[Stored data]
↓

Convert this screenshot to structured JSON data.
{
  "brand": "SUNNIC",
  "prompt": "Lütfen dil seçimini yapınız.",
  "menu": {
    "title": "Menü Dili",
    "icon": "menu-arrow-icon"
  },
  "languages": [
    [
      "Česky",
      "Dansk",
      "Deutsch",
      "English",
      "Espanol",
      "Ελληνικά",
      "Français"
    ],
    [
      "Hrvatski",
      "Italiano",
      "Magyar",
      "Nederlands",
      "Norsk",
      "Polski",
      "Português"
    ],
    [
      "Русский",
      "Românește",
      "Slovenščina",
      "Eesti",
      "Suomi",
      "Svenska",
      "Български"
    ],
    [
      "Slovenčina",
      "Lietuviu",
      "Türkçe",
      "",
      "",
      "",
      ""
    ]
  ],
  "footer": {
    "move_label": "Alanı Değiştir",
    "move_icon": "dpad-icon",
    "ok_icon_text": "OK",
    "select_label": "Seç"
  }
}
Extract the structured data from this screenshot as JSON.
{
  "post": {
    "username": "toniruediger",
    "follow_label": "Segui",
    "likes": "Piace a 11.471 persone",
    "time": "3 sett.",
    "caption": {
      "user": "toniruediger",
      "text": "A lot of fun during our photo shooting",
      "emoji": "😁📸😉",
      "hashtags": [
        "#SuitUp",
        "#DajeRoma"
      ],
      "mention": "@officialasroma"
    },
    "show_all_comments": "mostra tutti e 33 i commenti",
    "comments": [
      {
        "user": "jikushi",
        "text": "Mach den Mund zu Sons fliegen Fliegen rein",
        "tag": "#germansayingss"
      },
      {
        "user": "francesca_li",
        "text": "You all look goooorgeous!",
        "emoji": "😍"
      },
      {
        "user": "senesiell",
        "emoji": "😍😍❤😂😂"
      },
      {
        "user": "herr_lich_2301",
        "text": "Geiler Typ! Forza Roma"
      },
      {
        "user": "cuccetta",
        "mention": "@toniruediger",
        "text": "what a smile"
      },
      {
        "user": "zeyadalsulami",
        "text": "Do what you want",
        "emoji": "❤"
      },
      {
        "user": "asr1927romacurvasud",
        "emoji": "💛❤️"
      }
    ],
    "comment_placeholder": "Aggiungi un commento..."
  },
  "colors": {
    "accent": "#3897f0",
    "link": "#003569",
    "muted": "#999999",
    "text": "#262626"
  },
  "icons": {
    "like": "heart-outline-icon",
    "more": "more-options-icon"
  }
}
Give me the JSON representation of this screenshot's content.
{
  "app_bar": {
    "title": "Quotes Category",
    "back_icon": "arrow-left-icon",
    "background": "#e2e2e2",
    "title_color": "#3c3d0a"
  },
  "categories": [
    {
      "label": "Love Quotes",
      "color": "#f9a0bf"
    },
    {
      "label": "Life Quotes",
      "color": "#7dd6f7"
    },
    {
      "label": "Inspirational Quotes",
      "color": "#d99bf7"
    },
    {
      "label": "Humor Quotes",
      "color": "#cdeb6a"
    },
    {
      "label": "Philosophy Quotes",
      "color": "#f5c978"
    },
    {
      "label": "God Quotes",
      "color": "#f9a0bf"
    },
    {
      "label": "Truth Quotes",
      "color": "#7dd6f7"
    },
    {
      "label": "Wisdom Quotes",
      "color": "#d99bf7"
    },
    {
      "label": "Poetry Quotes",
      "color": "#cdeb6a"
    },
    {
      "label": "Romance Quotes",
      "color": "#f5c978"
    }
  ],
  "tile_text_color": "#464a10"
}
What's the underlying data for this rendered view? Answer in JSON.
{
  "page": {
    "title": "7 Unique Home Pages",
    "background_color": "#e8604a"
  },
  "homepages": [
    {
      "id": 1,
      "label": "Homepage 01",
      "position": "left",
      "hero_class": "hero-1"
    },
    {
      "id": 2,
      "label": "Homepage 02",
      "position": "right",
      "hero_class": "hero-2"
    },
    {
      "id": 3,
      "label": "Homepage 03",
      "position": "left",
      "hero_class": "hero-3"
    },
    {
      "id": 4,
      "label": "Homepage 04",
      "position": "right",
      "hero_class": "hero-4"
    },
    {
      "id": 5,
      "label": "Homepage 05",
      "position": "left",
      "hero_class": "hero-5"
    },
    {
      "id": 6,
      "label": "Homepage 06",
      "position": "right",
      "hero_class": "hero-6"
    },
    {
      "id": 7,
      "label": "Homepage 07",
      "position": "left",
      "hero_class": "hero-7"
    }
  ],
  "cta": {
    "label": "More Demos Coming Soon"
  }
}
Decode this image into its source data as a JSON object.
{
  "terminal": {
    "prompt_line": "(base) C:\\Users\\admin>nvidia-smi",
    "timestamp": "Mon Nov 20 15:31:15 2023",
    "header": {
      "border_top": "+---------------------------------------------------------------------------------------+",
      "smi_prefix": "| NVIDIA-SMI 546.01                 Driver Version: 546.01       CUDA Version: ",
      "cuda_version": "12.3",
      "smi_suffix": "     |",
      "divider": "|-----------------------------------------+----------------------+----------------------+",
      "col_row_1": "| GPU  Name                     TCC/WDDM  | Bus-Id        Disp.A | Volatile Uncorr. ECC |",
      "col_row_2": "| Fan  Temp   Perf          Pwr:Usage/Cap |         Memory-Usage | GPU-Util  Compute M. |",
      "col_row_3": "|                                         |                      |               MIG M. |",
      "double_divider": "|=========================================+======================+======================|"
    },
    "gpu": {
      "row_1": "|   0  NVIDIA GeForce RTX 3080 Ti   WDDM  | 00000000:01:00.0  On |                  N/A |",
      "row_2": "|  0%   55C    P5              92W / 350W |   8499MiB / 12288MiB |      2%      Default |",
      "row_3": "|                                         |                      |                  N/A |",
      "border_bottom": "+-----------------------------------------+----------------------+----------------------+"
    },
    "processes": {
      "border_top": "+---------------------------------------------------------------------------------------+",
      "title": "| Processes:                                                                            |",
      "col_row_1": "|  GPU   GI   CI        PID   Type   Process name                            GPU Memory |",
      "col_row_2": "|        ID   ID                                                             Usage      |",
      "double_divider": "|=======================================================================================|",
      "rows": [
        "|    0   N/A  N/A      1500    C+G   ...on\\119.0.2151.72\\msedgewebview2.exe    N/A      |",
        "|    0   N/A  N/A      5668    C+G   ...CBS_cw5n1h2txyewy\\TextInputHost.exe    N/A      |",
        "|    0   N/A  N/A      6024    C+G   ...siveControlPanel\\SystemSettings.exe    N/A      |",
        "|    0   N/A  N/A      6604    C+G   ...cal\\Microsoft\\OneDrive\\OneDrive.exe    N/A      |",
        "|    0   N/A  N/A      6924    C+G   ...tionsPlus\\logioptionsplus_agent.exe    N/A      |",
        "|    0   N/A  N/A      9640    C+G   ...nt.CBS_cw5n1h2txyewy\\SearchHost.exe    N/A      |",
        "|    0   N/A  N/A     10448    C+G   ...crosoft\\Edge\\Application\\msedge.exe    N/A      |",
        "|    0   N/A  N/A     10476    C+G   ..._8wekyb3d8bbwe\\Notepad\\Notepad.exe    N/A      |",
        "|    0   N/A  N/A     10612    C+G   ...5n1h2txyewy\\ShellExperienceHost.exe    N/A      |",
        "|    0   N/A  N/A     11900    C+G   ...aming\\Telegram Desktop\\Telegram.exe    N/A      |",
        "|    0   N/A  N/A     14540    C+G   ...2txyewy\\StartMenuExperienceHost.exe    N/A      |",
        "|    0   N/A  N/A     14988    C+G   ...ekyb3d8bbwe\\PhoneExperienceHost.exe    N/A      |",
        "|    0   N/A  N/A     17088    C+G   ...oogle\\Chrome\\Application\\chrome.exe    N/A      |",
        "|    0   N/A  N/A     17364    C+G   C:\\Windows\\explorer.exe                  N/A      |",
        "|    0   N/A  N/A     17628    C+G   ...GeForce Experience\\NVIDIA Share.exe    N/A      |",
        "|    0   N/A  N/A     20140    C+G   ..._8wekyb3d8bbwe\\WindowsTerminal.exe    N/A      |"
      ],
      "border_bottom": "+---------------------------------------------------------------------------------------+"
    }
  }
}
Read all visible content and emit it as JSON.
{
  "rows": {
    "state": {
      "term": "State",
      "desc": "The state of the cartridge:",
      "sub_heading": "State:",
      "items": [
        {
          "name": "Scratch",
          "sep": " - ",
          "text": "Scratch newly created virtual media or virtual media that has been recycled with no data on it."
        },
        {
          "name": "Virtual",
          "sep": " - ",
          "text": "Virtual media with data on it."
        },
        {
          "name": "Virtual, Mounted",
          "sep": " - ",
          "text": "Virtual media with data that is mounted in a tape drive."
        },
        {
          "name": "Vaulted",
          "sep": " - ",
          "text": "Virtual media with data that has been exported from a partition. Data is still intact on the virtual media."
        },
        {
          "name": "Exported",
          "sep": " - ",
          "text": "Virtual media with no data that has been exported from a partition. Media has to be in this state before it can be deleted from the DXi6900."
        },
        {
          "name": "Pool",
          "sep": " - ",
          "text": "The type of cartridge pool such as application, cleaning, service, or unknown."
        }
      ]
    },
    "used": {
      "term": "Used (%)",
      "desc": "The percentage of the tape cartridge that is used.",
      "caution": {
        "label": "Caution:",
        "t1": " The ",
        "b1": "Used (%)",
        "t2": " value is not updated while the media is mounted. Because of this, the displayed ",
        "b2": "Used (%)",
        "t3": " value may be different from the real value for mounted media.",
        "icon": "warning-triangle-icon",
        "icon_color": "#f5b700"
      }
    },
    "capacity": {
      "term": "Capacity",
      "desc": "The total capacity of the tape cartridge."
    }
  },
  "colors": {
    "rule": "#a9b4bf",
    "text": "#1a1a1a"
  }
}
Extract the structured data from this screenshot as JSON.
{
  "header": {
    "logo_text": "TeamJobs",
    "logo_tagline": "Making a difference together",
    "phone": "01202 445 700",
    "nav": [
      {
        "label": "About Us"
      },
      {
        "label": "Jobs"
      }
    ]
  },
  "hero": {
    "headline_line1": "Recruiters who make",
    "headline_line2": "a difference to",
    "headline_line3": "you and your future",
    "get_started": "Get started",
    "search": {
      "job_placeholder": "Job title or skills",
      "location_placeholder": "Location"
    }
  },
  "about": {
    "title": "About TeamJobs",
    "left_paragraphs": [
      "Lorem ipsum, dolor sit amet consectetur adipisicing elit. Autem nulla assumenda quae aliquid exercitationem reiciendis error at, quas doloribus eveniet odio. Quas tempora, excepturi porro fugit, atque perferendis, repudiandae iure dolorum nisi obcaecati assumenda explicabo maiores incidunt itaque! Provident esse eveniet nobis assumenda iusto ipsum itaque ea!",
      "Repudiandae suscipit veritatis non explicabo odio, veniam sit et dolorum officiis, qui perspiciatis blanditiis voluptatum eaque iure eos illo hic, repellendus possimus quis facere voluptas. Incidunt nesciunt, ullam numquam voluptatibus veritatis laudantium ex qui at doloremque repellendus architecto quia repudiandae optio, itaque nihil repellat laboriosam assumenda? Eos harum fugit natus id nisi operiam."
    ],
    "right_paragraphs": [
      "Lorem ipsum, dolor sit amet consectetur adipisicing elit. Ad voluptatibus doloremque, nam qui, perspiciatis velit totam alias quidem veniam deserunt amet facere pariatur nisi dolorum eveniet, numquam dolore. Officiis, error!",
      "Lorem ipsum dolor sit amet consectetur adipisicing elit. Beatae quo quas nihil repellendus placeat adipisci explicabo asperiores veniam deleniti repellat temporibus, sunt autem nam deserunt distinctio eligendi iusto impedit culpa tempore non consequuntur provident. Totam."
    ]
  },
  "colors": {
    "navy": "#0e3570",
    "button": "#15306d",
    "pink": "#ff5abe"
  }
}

↑

Using the listing above, list every line in which the string "desc" occurs.

      "desc": "The state of the cartridge:",
      "desc": "The percentage of the tape cartridge that is used.",
      "desc": "The total capacity of the tape cartridge."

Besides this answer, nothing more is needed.